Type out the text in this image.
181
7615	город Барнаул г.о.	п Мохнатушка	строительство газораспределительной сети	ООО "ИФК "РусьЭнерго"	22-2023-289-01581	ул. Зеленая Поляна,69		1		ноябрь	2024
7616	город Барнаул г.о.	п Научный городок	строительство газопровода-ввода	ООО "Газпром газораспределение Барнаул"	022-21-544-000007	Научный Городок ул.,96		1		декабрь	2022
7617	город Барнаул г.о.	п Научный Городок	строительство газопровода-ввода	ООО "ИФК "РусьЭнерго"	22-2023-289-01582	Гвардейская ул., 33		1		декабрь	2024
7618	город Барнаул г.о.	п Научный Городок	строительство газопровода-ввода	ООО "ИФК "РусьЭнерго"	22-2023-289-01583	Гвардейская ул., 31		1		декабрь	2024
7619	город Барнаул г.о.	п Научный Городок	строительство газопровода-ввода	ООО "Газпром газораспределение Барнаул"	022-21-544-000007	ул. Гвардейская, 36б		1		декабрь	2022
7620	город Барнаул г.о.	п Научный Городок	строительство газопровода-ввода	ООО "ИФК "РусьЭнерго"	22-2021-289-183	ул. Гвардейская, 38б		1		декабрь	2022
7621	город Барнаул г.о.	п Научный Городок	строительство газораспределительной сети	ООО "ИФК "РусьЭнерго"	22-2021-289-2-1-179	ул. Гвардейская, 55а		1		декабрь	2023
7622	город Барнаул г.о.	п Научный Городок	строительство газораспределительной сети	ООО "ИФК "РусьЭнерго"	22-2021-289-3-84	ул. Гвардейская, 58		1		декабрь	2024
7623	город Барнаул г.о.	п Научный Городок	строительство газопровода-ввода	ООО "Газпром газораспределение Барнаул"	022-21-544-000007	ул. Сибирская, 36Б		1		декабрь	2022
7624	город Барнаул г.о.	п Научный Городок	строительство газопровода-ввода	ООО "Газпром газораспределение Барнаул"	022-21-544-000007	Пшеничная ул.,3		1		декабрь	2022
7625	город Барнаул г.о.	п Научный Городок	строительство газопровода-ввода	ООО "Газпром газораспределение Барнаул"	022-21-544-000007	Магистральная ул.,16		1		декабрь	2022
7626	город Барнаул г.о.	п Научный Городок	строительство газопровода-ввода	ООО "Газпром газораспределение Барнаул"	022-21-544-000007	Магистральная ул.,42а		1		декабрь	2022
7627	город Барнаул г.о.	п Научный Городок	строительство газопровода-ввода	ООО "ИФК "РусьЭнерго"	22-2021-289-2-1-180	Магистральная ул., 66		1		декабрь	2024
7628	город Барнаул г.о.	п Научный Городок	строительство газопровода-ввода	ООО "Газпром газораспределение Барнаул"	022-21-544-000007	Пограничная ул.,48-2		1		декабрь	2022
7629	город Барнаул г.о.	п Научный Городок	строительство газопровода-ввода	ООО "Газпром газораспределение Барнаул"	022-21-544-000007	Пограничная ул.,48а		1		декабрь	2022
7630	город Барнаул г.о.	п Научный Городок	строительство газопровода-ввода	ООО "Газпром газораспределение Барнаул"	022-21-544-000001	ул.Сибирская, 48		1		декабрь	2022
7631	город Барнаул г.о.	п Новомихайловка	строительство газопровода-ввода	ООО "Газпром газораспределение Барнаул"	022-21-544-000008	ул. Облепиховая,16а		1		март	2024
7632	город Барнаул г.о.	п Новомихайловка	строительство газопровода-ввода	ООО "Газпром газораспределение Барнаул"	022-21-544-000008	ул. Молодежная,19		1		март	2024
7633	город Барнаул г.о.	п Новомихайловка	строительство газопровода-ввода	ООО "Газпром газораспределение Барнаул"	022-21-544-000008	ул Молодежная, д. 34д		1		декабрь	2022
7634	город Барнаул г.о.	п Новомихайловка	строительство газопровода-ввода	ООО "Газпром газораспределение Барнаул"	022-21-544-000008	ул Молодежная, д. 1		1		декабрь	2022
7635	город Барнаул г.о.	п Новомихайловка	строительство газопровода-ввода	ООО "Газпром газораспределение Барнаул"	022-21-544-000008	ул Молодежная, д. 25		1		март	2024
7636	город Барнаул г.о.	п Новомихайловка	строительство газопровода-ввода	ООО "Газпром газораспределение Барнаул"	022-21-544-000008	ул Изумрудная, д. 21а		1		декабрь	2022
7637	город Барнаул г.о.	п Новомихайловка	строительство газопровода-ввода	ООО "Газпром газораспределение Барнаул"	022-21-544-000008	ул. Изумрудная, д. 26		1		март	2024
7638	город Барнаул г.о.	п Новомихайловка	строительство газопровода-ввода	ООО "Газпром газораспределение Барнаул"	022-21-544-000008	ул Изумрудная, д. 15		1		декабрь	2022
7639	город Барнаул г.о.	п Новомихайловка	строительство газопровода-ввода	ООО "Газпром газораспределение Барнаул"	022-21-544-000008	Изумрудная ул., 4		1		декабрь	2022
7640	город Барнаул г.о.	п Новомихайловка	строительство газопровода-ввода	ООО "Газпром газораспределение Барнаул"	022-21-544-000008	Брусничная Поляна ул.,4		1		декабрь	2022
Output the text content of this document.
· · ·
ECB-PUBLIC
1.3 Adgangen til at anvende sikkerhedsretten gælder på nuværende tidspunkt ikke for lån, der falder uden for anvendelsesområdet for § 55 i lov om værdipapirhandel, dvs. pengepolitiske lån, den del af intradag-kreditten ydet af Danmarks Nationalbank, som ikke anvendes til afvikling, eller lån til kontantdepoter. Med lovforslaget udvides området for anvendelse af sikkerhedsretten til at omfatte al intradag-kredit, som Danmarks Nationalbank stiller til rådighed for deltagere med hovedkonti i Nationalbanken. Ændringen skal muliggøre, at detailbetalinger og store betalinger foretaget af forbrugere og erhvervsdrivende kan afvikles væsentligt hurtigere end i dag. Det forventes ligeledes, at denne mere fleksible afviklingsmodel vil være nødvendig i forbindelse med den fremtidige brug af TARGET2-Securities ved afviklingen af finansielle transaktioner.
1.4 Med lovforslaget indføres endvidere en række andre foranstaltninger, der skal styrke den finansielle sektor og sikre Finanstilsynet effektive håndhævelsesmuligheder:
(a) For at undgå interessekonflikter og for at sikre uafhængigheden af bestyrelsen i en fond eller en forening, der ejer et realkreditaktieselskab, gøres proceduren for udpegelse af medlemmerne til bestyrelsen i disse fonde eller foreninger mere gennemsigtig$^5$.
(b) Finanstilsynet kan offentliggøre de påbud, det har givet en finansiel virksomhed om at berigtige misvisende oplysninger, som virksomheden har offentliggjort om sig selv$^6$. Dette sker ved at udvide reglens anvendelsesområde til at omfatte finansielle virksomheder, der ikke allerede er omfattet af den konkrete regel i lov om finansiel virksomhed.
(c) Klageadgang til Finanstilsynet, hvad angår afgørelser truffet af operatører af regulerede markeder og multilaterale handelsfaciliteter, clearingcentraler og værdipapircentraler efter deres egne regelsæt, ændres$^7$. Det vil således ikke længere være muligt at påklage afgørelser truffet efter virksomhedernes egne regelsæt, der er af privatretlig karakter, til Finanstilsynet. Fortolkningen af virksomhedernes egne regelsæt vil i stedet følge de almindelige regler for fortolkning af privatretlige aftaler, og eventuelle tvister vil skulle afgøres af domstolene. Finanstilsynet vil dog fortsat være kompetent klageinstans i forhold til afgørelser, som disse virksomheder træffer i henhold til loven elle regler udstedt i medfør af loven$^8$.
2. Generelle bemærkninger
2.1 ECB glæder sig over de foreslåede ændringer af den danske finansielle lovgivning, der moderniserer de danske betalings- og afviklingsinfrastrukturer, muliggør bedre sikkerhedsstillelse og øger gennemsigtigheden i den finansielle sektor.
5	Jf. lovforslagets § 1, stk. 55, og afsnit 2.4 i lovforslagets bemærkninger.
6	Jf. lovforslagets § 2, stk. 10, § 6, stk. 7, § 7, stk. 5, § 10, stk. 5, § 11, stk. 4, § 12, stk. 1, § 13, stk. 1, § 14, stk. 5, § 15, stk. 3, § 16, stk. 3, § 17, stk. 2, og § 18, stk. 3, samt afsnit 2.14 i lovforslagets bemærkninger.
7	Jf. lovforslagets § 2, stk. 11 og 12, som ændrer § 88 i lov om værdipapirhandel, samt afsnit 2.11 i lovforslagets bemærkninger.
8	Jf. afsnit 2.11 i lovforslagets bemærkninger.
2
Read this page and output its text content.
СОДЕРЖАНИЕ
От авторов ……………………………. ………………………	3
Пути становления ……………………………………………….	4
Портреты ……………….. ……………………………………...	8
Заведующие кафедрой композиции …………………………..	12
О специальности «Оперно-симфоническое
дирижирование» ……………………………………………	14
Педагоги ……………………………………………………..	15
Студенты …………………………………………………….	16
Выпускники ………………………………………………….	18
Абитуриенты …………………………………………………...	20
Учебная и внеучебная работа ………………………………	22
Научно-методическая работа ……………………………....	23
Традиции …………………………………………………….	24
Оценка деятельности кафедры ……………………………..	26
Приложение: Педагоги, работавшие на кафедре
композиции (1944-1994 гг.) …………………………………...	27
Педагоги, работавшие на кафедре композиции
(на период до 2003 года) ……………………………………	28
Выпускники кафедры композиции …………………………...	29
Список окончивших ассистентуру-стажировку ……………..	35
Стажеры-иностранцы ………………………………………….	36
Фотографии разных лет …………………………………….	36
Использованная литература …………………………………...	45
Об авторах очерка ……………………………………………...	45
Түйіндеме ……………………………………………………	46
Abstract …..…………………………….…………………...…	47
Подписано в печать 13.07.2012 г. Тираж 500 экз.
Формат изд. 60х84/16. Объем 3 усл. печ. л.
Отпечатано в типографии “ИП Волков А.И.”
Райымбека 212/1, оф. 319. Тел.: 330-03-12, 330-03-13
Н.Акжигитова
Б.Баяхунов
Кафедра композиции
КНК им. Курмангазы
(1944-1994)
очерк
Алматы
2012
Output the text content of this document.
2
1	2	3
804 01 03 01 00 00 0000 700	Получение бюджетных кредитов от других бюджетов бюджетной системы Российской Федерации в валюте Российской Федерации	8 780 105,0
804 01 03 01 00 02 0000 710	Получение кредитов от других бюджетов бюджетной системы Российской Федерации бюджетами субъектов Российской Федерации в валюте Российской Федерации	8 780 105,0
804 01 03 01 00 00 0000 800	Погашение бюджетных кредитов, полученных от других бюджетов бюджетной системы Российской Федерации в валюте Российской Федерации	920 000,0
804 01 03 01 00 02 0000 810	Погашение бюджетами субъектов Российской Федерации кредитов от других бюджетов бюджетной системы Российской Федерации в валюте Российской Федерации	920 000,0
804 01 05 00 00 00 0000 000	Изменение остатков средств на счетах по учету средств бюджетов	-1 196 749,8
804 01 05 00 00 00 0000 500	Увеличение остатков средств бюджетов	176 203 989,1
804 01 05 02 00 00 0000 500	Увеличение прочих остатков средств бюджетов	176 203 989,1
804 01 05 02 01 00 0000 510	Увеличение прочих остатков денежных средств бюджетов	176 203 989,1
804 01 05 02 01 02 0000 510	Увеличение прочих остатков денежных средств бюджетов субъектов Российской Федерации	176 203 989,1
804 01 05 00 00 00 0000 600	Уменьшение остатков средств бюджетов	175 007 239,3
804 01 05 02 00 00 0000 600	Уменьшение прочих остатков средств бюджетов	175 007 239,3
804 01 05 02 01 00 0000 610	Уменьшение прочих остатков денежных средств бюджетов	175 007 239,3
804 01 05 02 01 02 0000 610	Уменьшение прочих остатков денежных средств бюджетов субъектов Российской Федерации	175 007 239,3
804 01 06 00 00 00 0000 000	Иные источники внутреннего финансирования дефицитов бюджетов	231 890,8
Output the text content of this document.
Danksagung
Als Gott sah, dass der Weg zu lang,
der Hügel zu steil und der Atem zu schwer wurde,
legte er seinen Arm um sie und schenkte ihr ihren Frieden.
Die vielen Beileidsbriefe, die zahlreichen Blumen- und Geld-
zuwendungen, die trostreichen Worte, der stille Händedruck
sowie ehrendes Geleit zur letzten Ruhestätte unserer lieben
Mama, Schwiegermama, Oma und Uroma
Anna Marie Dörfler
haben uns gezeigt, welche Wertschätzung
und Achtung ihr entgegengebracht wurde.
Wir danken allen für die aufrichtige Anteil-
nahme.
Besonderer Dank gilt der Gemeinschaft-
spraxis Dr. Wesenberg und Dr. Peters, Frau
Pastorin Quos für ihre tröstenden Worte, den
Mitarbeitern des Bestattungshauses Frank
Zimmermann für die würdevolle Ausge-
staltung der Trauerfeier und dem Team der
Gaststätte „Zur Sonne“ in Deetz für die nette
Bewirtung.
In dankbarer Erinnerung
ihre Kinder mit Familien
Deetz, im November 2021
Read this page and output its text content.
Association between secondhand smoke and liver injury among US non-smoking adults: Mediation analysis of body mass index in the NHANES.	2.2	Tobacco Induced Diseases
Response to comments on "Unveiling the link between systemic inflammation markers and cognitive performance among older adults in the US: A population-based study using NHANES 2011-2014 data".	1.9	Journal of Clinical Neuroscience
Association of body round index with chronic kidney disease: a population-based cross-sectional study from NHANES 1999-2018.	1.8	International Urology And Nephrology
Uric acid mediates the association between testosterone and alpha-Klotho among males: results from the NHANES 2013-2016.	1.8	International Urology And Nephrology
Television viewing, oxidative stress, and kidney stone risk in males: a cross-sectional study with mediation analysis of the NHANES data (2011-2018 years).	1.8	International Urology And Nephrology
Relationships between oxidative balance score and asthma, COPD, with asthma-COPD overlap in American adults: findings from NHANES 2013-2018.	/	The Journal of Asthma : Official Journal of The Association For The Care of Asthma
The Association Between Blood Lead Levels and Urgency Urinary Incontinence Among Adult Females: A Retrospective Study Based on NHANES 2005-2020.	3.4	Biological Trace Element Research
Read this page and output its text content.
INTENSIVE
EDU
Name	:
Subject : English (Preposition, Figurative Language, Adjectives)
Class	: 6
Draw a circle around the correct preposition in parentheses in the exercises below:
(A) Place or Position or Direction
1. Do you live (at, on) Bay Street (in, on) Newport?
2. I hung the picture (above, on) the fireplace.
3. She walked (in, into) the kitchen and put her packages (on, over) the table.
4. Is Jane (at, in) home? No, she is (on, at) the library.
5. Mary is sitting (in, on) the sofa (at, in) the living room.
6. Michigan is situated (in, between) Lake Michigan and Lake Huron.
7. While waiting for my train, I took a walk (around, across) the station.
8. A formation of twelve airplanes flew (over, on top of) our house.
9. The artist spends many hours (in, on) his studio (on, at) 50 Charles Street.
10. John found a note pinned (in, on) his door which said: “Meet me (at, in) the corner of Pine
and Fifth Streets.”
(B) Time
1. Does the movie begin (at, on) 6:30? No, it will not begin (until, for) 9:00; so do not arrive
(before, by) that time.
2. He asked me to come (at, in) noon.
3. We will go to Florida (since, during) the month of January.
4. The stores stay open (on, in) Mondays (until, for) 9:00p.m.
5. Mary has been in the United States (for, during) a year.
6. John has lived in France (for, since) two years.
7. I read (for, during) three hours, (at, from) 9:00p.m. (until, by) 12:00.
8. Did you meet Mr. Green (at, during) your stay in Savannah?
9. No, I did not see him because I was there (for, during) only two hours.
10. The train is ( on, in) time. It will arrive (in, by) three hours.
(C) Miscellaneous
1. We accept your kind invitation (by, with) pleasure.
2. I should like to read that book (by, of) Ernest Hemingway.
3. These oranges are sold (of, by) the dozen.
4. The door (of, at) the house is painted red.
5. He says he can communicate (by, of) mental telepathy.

_ _ _ _ _ _ _

SET EXERCISE
Say how many lines in the entries contain the string "Увеличение", and say nothing else.

PROBLEM SOLUTION
4